Problem to solve =>
The listing below must be repeated word for word, with its images excluded.

Available records =>
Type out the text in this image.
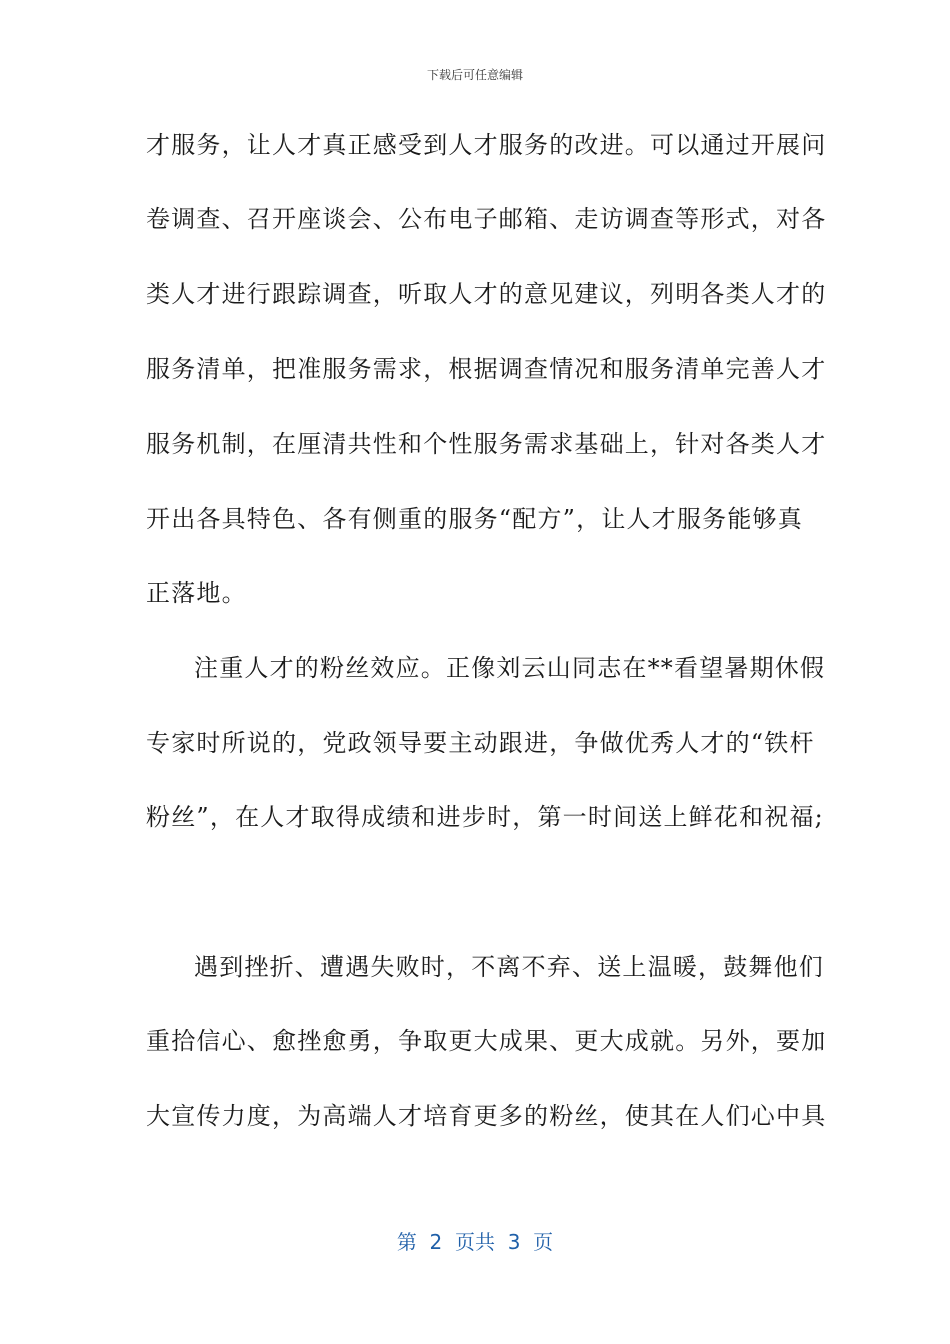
下载后可任意编辑
才服务，让人才真正感受到人才服务的改进。可以通过开展问
卷调查、召开座谈会、公布电子邮箱、走访调查等形式，对各
类人才进行跟踪调查，听取人才的意见建议，列明各类人才的
服务清单，把准服务需求，根据调查情况和服务清单完善人才
服务机制，在厘清共性和个性服务需求基础上，针对各类人才
开出各具特色、各有侧重的服务“配方”，让人才服务能够真
正落地。
注重人才的粉丝效应。正像刘云山同志在**看望暑期休假
专家时所说的，党政领导要主动跟进，争做优秀人才的“铁杆
粉丝”，在人才取得成绩和进步时，第一时间送上鲜花和祝福;
遇到挫折、遭遇失败时，不离不弃、送上温暖，鼓舞他们
重拾信心、愈挫愈勇，争取更大成果、更大成就。另外，要加
大宣传力度，为高端人才培育更多的粉丝，使其在人们心中具
第  2  页共  3  页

Correct output =>
Type out the text in this image.
下载后可任意编辑
才服务，让人才真正感受到人才服务的改进。可以通过开展问
卷调查、召开座谈会、公布电子邮箱、走访调查等形式，对各
类人才进行跟踪调查，听取人才的意见建议，列明各类人才的
服务清单，把准服务需求，根据调查情况和服务清单完善人才
服务机制，在厘清共性和个性服务需求基础上，针对各类人才
开出各具特色、各有侧重的服务“配方”，让人才服务能够真
正落地。
注重人才的粉丝效应。正像刘云山同志在**看望暑期休假
专家时所说的，党政领导要主动跟进，争做优秀人才的“铁杆
粉丝”，在人才取得成绩和进步时，第一时间送上鲜花和祝福;
遇到挫折、遭遇失败时，不离不弃、送上温暖，鼓舞他们
重拾信心、愈挫愈勇，争取更大成果、更大成就。另外，要加
大宣传力度，为高端人才培育更多的粉丝，使其在人们心中具
第  2  页共  3  页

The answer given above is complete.